◆ **TO BE DONE**
Locate every line below that contains the word "眼镜制配者违反本办法第四条有关规定" and copy it.

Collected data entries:
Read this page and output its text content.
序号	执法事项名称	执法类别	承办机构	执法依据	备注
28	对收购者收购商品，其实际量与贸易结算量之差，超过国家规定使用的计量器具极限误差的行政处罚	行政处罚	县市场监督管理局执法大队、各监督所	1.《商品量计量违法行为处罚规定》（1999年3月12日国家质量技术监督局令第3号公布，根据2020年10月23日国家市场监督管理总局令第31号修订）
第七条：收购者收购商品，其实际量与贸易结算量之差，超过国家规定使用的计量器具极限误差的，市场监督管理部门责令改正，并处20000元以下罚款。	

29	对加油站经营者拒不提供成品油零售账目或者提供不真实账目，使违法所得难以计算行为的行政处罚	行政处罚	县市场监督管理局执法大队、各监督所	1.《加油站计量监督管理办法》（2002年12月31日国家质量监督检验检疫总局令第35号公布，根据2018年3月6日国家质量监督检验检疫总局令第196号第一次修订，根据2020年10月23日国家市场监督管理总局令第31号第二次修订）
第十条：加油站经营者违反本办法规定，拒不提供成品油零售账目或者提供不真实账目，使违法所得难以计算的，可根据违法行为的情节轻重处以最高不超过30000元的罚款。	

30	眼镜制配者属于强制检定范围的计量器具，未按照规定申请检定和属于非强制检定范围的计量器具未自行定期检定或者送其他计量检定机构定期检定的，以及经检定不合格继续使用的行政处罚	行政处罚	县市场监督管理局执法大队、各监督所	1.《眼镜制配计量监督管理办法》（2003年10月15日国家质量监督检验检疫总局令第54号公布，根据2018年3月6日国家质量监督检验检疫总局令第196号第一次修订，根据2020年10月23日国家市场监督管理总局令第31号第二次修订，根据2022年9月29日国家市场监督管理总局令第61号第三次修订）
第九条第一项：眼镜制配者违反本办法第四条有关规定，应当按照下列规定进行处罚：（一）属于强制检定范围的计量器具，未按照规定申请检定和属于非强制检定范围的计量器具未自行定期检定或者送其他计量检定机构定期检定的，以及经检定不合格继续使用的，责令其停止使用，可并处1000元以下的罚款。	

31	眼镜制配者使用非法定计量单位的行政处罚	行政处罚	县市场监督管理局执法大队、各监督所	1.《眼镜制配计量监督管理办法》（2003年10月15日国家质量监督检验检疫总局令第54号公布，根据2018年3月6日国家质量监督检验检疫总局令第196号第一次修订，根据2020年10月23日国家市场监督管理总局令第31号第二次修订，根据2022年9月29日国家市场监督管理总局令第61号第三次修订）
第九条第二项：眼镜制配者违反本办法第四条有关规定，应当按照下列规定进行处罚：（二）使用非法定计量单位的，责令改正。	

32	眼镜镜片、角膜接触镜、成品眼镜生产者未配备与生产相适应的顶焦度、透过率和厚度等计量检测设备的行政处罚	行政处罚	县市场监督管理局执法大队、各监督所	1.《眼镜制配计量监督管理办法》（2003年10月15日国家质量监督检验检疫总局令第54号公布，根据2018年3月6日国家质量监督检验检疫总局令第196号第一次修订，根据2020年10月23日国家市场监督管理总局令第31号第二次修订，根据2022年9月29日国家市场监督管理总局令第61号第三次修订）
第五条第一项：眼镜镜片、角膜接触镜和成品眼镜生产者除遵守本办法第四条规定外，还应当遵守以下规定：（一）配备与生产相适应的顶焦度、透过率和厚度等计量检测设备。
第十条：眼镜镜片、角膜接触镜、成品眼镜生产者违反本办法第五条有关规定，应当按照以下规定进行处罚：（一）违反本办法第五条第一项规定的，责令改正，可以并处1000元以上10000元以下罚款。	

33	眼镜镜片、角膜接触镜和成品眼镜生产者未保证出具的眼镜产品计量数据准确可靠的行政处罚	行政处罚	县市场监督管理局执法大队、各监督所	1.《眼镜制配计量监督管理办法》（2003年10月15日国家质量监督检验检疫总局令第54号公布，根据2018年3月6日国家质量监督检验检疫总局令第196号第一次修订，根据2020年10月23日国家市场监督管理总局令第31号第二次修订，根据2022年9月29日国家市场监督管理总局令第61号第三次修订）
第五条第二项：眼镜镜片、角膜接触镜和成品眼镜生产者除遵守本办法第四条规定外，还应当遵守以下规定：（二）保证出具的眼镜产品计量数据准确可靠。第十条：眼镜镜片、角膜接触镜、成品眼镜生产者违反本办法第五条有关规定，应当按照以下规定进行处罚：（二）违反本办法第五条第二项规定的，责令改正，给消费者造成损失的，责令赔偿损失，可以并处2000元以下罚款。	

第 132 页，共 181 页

◆ **EXPECTED OUTPUT**
第九条第一项：眼镜制配者违反本办法第四条有关规定，应当按照下列规定进行处罚：（一）属于强制检定范围的计量器具，未按照规定申请检定和属于非强制检定范围的计量器具未自行定期检定或者送其他计量检定机构定期检定的，以及经检定不合格继续使用的，责令其停止使用，可并处1000元以下的罚款。	
第九条第二项：眼镜制配者违反本办法第四条有关规定，应当按照下列规定进行处罚：（二）使用非法定计量单位的，责令改正。	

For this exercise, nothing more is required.